WHAT IS ASKED
Retype each entry below, keeping every character the same.

GIVEN ENTRIES
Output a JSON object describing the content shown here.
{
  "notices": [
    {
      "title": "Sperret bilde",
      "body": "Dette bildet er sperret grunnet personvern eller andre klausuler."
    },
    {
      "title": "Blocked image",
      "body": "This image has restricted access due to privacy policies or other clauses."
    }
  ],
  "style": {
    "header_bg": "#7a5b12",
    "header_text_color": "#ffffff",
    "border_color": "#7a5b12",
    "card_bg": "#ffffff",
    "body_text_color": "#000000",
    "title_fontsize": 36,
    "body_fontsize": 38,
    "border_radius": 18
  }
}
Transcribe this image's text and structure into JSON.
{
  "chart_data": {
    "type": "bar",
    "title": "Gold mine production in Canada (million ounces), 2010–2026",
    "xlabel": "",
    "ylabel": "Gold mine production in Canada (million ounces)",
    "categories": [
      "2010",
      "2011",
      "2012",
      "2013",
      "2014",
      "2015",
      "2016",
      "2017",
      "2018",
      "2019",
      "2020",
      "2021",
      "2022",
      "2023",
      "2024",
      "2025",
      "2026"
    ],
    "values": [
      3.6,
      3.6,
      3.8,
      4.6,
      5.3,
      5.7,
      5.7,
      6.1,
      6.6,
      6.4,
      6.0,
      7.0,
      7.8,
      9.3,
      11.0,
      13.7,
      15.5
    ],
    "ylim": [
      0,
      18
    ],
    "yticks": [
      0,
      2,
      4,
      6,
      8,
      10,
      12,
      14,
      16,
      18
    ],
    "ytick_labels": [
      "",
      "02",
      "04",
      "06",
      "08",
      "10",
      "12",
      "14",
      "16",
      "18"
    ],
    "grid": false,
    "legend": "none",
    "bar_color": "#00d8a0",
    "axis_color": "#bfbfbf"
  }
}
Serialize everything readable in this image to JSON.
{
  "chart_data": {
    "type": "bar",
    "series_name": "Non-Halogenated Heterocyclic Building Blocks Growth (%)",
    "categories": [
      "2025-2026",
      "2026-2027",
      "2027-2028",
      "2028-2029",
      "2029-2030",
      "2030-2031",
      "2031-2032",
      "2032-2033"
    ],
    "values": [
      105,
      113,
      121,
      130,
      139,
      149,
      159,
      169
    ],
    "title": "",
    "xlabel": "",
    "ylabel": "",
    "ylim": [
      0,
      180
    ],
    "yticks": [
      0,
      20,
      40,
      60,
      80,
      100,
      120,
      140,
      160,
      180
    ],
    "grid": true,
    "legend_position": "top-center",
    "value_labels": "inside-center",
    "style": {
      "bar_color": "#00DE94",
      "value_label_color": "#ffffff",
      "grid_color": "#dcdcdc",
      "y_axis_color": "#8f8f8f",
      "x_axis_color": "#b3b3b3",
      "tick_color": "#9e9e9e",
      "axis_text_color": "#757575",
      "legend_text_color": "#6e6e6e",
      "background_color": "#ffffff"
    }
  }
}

RESPONSE
Output a JSON object describing the content shown here.
{
  "notices": [
    {
      "title": "Sperret bilde",
      "body": "Dette bildet er sperret grunnet personvern eller andre klausuler."
    },
    {
      "title": "Blocked image",
      "body": "This image has restricted access due to privacy policies or other clauses."
    }
  ],
  "style": {
    "header_bg": "#7a5b12",
    "header_text_color": "#ffffff",
    "border_color": "#7a5b12",
    "card_bg": "#ffffff",
    "body_text_color": "#000000",
    "title_fontsize": 36,
    "body_fontsize": 38,
    "border_radius": 18
  }
}
Transcribe this image's text and structure into JSON.
{
  "chart_data": {
    "type": "bar",
    "title": "Gold mine production in Canada (million ounces), 2010–2026",
    "xlabel": "",
    "ylabel": "Gold mine production in Canada (million ounces)",
    "categories": [
      "2010",
      "2011",
      "2012",
      "2013",
      "2014",
      "2015",
      "2016",
      "2017",
      "2018",
      "2019",
      "2020",
      "2021",
      "2022",
      "2023",
      "2024",
      "2025",
      "2026"
    ],
    "values": [
      3.6,
      3.6,
      3.8,
      4.6,
      5.3,
      5.7,
      5.7,
      6.1,
      6.6,
      6.4,
      6.0,
      7.0,
      7.8,
      9.3,
      11.0,
      13.7,
      15.5
    ],
    "ylim": [
      0,
      18
    ],
    "yticks": [
      0,
      2,
      4,
      6,
      8,
      10,
      12,
      14,
      16,
      18
    ],
    "ytick_labels": [
      "",
      "02",
      "04",
      "06",
      "08",
      "10",
      "12",
      "14",
      "16",
      "18"
    ],
    "grid": false,
    "legend": "none",
    "bar_color": "#00d8a0",
    "axis_color": "#bfbfbf"
  }
}
Serialize everything readable in this image to JSON.
{
  "chart_data": {
    "type": "bar",
    "series_name": "Non-Halogenated Heterocyclic Building Blocks Growth (%)",
    "categories": [
      "2025-2026",
      "2026-2027",
      "2027-2028",
      "2028-2029",
      "2029-2030",
      "2030-2031",
      "2031-2032",
      "2032-2033"
    ],
    "values": [
      105,
      113,
      121,
      130,
      139,
      149,
      159,
      169
    ],
    "title": "",
    "xlabel": "",
    "ylabel": "",
    "ylim": [
      0,
      180
    ],
    "yticks": [
      0,
      20,
      40,
      60,
      80,
      100,
      120,
      140,
      160,
      180
    ],
    "grid": true,
    "legend_position": "top-center",
    "value_labels": "inside-center",
    "style": {
      "bar_color": "#00DE94",
      "value_label_color": "#ffffff",
      "grid_color": "#dcdcdc",
      "y_axis_color": "#8f8f8f",
      "x_axis_color": "#b3b3b3",
      "tick_color": "#9e9e9e",
      "axis_text_color": "#757575",
      "legend_text_color": "#6e6e6e",
      "background_color": "#ffffff"
    }
  }
}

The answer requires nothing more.